Tâche demandée A
D'après la critique, quelle inscription est tracée sur un mur du théâtre ?
Tâche demandée B
Recopiez le passage de la critique qui va de « Spectacle conçu et » jusqu'à « façon tag dégoulinant. » inclus.
Tâche demandée C
Dans la critique, relevez tous les interprètes nommés avant la mention « en alternance ».

Extrait source
• • • •

Spectacle conçu et mis en scène par Vincent Macaigne, avec Sharif Andoura, Candice Bouchet, Pauline Lorillard, Vimala Pons, Rodolphe Poulain, Hedi Zada, et, en alternance Madeleine Andoura, Nina Béros et Lila Poulet. Le théâtre "semble" transformé en bastion soixantehuitard avec, dans le hall, la diffusion en boucle, à fond de décibels, d'un medley d'hymnes nationaux et, sur un mur, l'inscription "Il est désespérant d'être entre nous" façon tag dégoulinant.
Vincent Macaigne, issu de la génération X qui n'a fait que rêver de révolution, ressasse ses désillusions et se croît toujours jeune, fait son cinéma. Et sur scène, Macaigne fait du Macaigne. Créateur omniscient, il signe tout dans "Je suis un pays", texte, mise en scène et conception scénographique, visuelle et sonore.

• • • •

Extrait des données
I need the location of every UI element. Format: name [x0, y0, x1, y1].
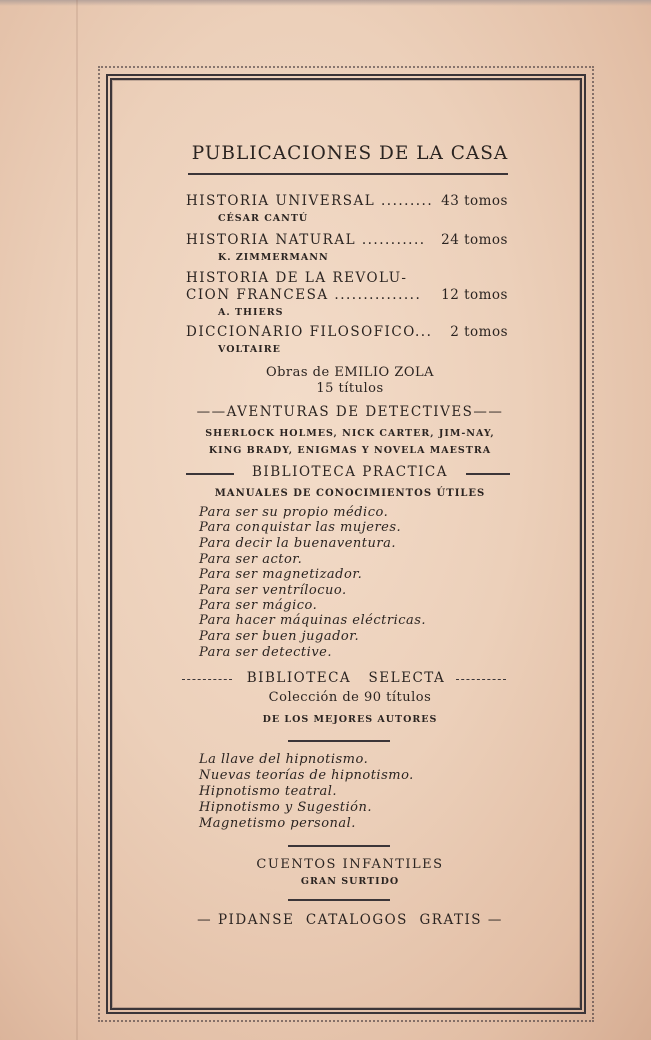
page-title: PUBLICACIONES DE LA CASA [191, 143, 509, 164]
catalog-item-author: A. THIERS [218, 307, 284, 318]
hipnotismo-item: Nuevas teorías de hipnotismo. [199, 768, 414, 783]
catalog-item-volumes: 2 tomos [450, 324, 508, 340]
selecta-heading: BIBLIOTECA SELECTA [246, 670, 446, 686]
catalog-item-name: HISTORIA UNIVERSAL ......... [186, 193, 434, 209]
hipnotismo-item: La llave del hipnotismo. [199, 752, 369, 767]
practica-rule-left [186, 473, 234, 475]
selecta-rule-left [182, 679, 232, 680]
hipnotismo-item: Hipnotismo teatral. [199, 784, 338, 799]
practica-item: Para hacer máquinas eléctricas. [199, 613, 427, 628]
section-divider [288, 899, 390, 901]
practica-item: Para ser actor. [199, 552, 303, 567]
zola-works: Obras de EMILIO ZOLA [265, 365, 435, 380]
practica-subheading: MANUALES DE CONOCIMIENTOS ÚTILES [214, 488, 486, 499]
catalog-item-author: CÉSAR CANTÚ [218, 213, 309, 224]
zola-count: 15 títulos [316, 381, 384, 396]
catalog-item-name: HISTORIA NATURAL ........... [186, 232, 426, 248]
practica-item: Para ser magnetizador. [199, 567, 363, 582]
practica-item: Para ser mágico. [199, 598, 318, 613]
practica-item: Para ser su propio médico. [199, 505, 389, 520]
catalog-item-volumes: 24 tomos [441, 232, 508, 248]
section-divider [288, 845, 390, 847]
practica-item: Para ser buen jugador. [199, 629, 360, 644]
catalog-item-author: VOLTAIRE [218, 344, 281, 355]
hipnotismo-item: Magnetismo personal. [199, 816, 356, 831]
selecta-rule-right [456, 679, 506, 680]
practica-item: Para ser detective. [199, 645, 332, 660]
practica-rule-right [466, 473, 510, 475]
practica-item: Para decir la buenaventura. [199, 536, 396, 551]
cuentos-subtitle: GRAN SURTIDO [300, 876, 400, 887]
practica-item: Para ser ventrílocuo. [199, 583, 347, 598]
footer-catalog-note: — PIDANSE CATALOGOS GRATIS — [197, 912, 503, 928]
catalog-item-volumes: 43 tomos [441, 193, 508, 209]
section-divider [288, 740, 390, 742]
catalog-item-name: HISTORIA DE LA REVOLU- [186, 270, 408, 286]
catalog-item-name: DICCIONARIO FILOSOFICO... [186, 324, 433, 340]
selecta-subtitle: DE LOS MEJORES AUTORES [262, 714, 438, 725]
detectives-heading: ——AVENTURAS DE DETECTIVES—— [196, 404, 504, 420]
title-underline [188, 173, 508, 175]
detectives-titles-line1: SHERLOCK HOLMES, NICK CARTER, JIM-NAY, [205, 428, 495, 439]
selecta-count: Colección de 90 títulos [268, 690, 432, 705]
practica-item: Para conquistar las mujeres. [199, 520, 402, 535]
catalog-item-name-continued: CION FRANCESA ............... [186, 287, 422, 303]
catalog-item-author: K. ZIMMERMANN [218, 252, 329, 263]
cuentos-heading: CUENTOS INFANTILES [256, 857, 444, 872]
detectives-titles-line2: KING BRADY, ENIGMAS Y NOVELA MAESTRA [208, 445, 492, 456]
hipnotismo-item: Hipnotismo y Sugestión. [199, 800, 373, 815]
practica-heading: BIBLIOTECA PRACTICA [251, 464, 448, 480]
catalog-item-volumes: 12 tomos [441, 287, 508, 303]
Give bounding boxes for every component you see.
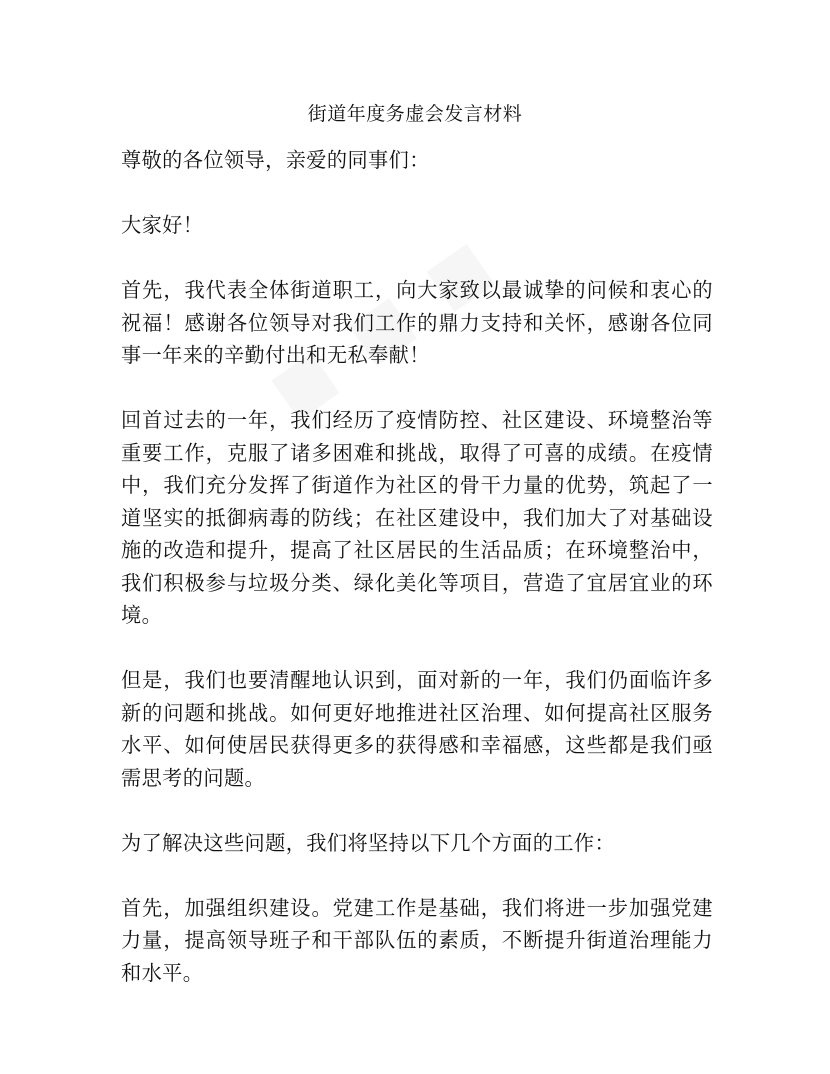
- paragraph-challenges: 但是，我们也要清醒地认识到，面对新的一年，我们仍面临许多新的问题和挑战。如何更好地推进社区治理、如何提高社区服务水平、如何使居民获得更多的获得感和幸福感，这些都是我们亟需思考的问题。: [121, 668, 713, 790]
- paragraph-thanks: 首先，我代表全体街道职工，向大家致以最诚挚的问候和衷心的祝福！感谢各位领导对我们工作的鼎力支持和关怀，感谢各位同事一年来的辛勤付出和无私奉献！: [121, 278, 713, 367]
- document-body: [121, 144, 713, 1022]
- greeting: 大家好！: [121, 213, 204, 237]
- paragraph-plan-intro: 为了解决这些问题，我们将坚持以下几个方面的工作：: [121, 830, 616, 855]
- salutation: 尊敬的各位领导，亲爱的同事们：: [121, 148, 430, 172]
- document-title: 街道年度务虚会发言材料: [307, 103, 523, 125]
- paragraph-review: 回首过去的一年，我们经历了疫情防控、社区建设、环境整治等重要工作，克服了诸多困难和挑战，取得了可喜的成绩。在疫情中，我们充分发挥了街道作为社区的骨干力量的优势，筑起了一道坚实的抵御病毒的防线；在社区建设中，我们加大了对基础设施的改造和提升，提高了社区居民的生活品质；在环境整治中，我们积极参与垃圾分类、绿化美化等项目，营造了宜居宜业的环境。: [121, 408, 713, 627]
- paragraph-organization: 首先，加强组织建设。党建工作是基础，我们将进一步加强党建力量，提高领导班子和干部队伍的素质，不断提升街道治理能力和水平。: [121, 895, 713, 985]
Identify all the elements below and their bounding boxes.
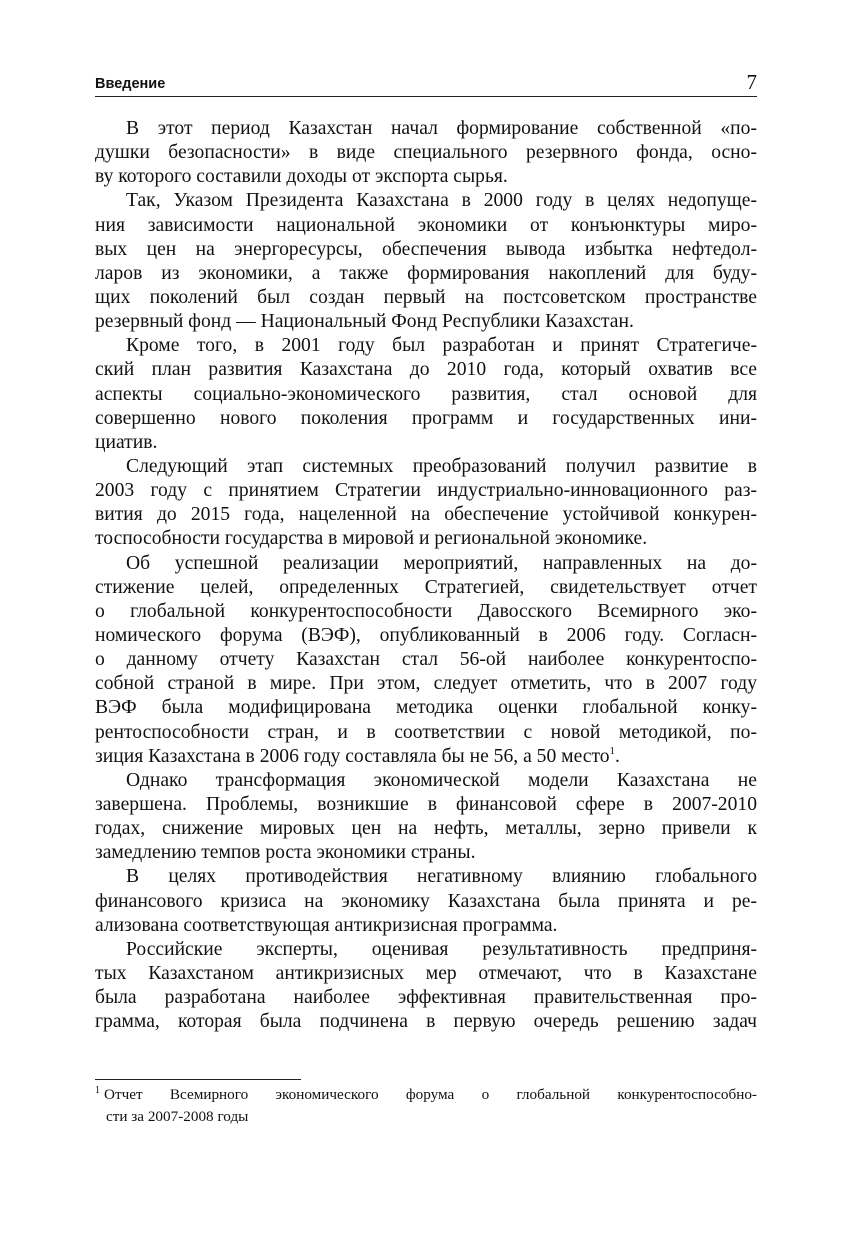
footnote-mark: 1 — [95, 1085, 100, 1096]
footnote-text: Отчет Всемирного экономического форума о глобальной конкурентоспособно- — [104, 1086, 757, 1103]
text-line: номического форума (ВЭФ), опубликованный в 2006 году. Согласн- — [95, 624, 757, 646]
footnote-line — [95, 1084, 757, 1106]
text-line: ву которого составили доходы от экспорта сырья. — [95, 166, 508, 188]
text-line: была разработана наиболее эффективная правительственная про- — [95, 987, 757, 1009]
text-line: Следующий этап системных преобразований получил развитие в — [126, 455, 757, 477]
text-line: о данному отчету Казахстан стал 56-ой наиболее конкурентоспо- — [95, 649, 757, 671]
footnote — [95, 1084, 757, 1128]
text-line: циатив. — [95, 431, 158, 453]
section-title: Введение — [95, 76, 166, 92]
text-line: годах, снижение мировых цен на нефть, металлы, зерно привели к — [95, 818, 757, 840]
text-line: собной страной в мире. При этом, следует отметить, что в 2007 году — [95, 673, 757, 695]
text-line-with-footnote — [95, 745, 757, 769]
text-line: Однако трансформация экономической модели Казахстана не — [126, 769, 757, 791]
text-line: вития до 2015 года, нацеленной на обеспечение устойчивой конкурен- — [95, 504, 757, 526]
running-header — [95, 70, 757, 97]
text-line: В этот период Казахстан начал формирование собственной «по- — [126, 118, 757, 139]
text-line: ларов из экономики, а также формирования накоплений для буду- — [95, 262, 757, 284]
text-line: рентоспособности стран, и в соответствии с новой методикой, по- — [95, 721, 757, 743]
text-line: ский план развития Казахстана до 2010 года, который охватив все — [95, 359, 757, 381]
text-line: грамма, которая была подчинена в первую очередь решению задач — [95, 1011, 757, 1033]
text-line: завершена. Проблемы, возникшие в финансовой сфере в 2007-2010 — [95, 793, 757, 815]
text-line: финансового кризиса на экономику Казахстана была принята и ре- — [95, 890, 757, 912]
footnote-reference[interactable]: 1 — [609, 744, 616, 757]
text-line: тоспособности государства в мировой и региональной экономике. — [95, 528, 648, 550]
text-line: совершенно нового поколения программ и государственных ини- — [95, 407, 757, 429]
page-number: 7 — [746, 70, 757, 94]
text-line: Российские эксперты, оценивая результативность предприня- — [126, 938, 757, 960]
text-line: замедлению темпов роста экономики страны. — [95, 842, 476, 864]
text-line: душки безопасности» в виде специального резервного фонда, осно- — [95, 142, 757, 164]
text-line: тых Казахстаном антикризисных мер отмечают, что в Казахстане — [95, 962, 757, 984]
text-line: щих поколений был создан первый на постсоветском пространстве — [95, 286, 757, 308]
text-line: 2003 году с принятием Стратегии индустриально-инновационного раз- — [95, 480, 757, 502]
footnote-divider — [95, 1079, 301, 1080]
text-line: Так, Указом Президента Казахстана в 2000 году в целях недопуще- — [126, 190, 757, 212]
text-line: Кроме того, в 2001 году был разработан и принят Стратегиче- — [126, 335, 757, 357]
text-line: стижение целей, определенных Стратегией, свидетельствует отчет — [95, 576, 757, 598]
text-line: о глобальной конкурентоспособности Давосского Всемирного эко- — [95, 600, 757, 622]
text-line: ализована соответствующая антикризисная программа. — [95, 914, 558, 936]
text-line: резервный фонд — Национальный Фонд Республики Казахстан. — [95, 311, 634, 333]
text-line: аспекты социально-экономического развития, стал основой для — [95, 383, 757, 405]
sentence-end: . — [615, 745, 620, 767]
text-line: вых цен на энергоресурсы, обеспечения вывода избытка нефтедол- — [95, 238, 757, 260]
text-line: ВЭФ была модифицирована методика оценки глобальной конку- — [95, 697, 757, 719]
footnote-line: сти за 2007-2008 годы — [106, 1108, 249, 1125]
text-line: Об успешной реализации мероприятий, направленных на до- — [126, 552, 757, 574]
body-text — [95, 117, 757, 1034]
text-line: ния зависимости национальной экономики от конъюнктуры миро- — [95, 214, 757, 236]
text-line: В целях противодействия негативному влиянию глобального — [126, 866, 757, 888]
text-line-content: зиция Казахстана в 2006 году составляла бы не 56, а 50 место — [95, 745, 610, 767]
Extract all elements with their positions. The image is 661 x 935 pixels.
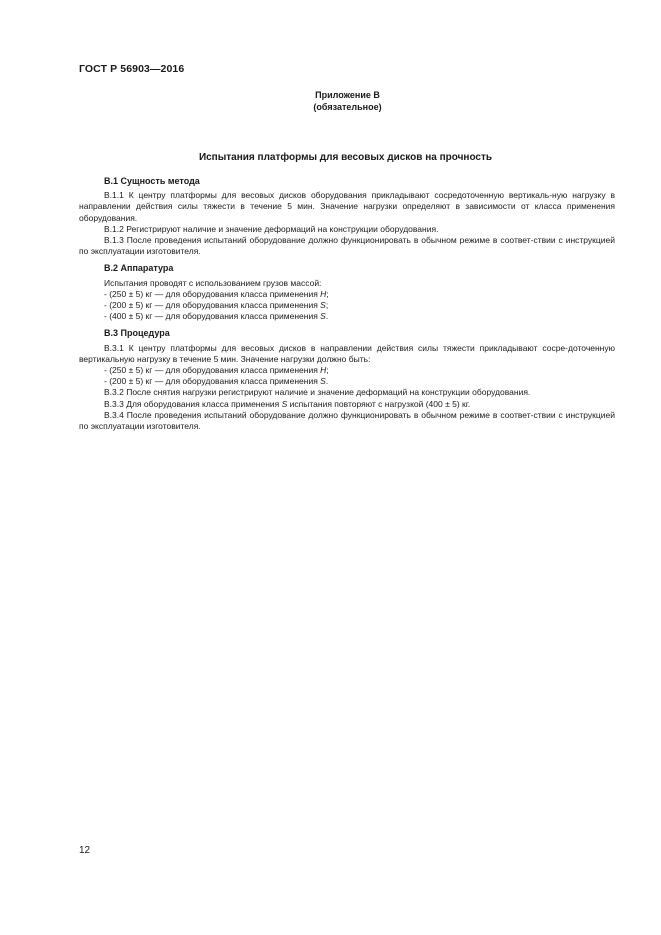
document-code: ГОСТ Р 56903—2016	[79, 63, 185, 75]
list-item	[79, 376, 615, 387]
appendix-title	[0, 152, 661, 163]
list-item-text: - (200 ± 5) кг — для оборудования класса применения	[104, 376, 321, 387]
appendix-label: Приложение В	[315, 90, 380, 100]
paragraph-b1-2: В.1.2 Регистрируют наличие и значение деформаций на конструкции оборудования.	[104, 223, 439, 234]
paragraph-b1-3: В.1.3 После проведения испытаний оборудование должно функционировать в обычном режиме в соответ-ствии с инструкцией по эксплуатации изготовителя.	[79, 235, 615, 257]
paragraph-b1-1: В.1.1 К центру платформы для весовых дисков оборудования прикладывают сосредоточенную вертикаль-ную нагрузку в направлении действия силы тяжести в течение 5 мин. Значение нагрузки определяют в зависимости от класса применения оборудования.	[79, 190, 615, 223]
list-item-text: - (400 ± 5) кг — для оборудования класса применения	[104, 311, 321, 322]
paragraph-b2-intro: Испытания проводят с использованием грузов массой:	[104, 277, 322, 288]
class-symbol: S	[281, 398, 288, 409]
paragraph-b3-3-start: В.3.3 Для оборудования класса применения	[104, 398, 282, 409]
list-item	[79, 365, 615, 376]
list-item-end: ;	[326, 365, 329, 376]
appendix-status: (обязательное)	[313, 101, 382, 112]
class-symbol: S	[320, 311, 326, 322]
paragraph-b3-3-end: испытания повторяют с нагрузкой (400 ± 5) кг.	[287, 398, 471, 409]
class-symbol: S	[320, 376, 326, 387]
list-item-end: .	[325, 311, 329, 322]
list-item-text: - (250 ± 5) кг — для оборудования класса применения	[104, 288, 321, 299]
class-symbol: S	[320, 300, 326, 311]
class-symbol: H	[320, 365, 327, 376]
appendix-title-text: Испытания платформы для весовых дисков на прочность	[198, 152, 493, 163]
list-item-end: .	[325, 376, 329, 387]
paragraph-b3-3	[79, 399, 615, 410]
class-symbol: H	[320, 288, 327, 299]
paragraph-b3-2: В.3.2 После снятия нагрузки регистрируют наличие и значение деформаций на конструкции оборудования.	[104, 387, 531, 398]
paragraph-b3-4: В.3.4 После проведения испытаний оборудование должно функционировать в обычном режиме в соответ-ствии с инструкцией по эксплуатации изготовителя.	[79, 409, 615, 432]
appendix-header	[0, 90, 661, 113]
page-number: 12	[79, 845, 91, 856]
list-item-text: - (200 ± 5) кг — для оборудования класса применения	[104, 300, 321, 311]
list-item	[79, 311, 615, 322]
section-heading-b3: В.3 Процедура	[104, 328, 170, 339]
list-item-end: ;	[326, 288, 329, 299]
list-item	[79, 300, 615, 311]
list-item-end: ;	[325, 300, 329, 311]
list-item	[79, 289, 615, 300]
section-heading-b1: В.1 Сущность метода	[104, 176, 200, 186]
list-item-text: - (250 ± 5) кг — для оборудования класса применения	[104, 365, 321, 376]
section-heading-b2: В.2 Аппаратура	[104, 263, 174, 274]
paragraph-b3-1: В.3.1 К центру платформы для весовых дисков в направлении действия силы тяжести прикладывают сосре-доточенную вертикальную нагрузку в течение 5 мин. Значение нагрузки должно быть:	[79, 342, 615, 364]
document-body	[79, 176, 615, 432]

• • • •

Solution détaillée A
« Il est désespérant d'être entre nous »

Solution détaillée B
Spectacle conçu et mis en scène par Vincent Macaigne, avec Sharif Andoura, Candice Bouchet, Pauline Lorillard, Vimala Pons, Rodolphe Poulain, Hedi Zada, et, en alternance Madeleine Andoura, Nina Béros et Lila Poulet. Le théâtre "semble" transformé en bastion soixantehuitard avec, dans le hall, la diffusion en boucle, à fond de décibels, d'un medley d'hymnes nationaux et, sur un mur, l'inscription "Il est désespérant d'être entre nous" façon tag dégoulinant.

Solution détaillée C
Sharif Andoura, Candice Bouchet, Pauline Lorillard, Vimala Pons, Rodolphe Poulain, Hedi Zada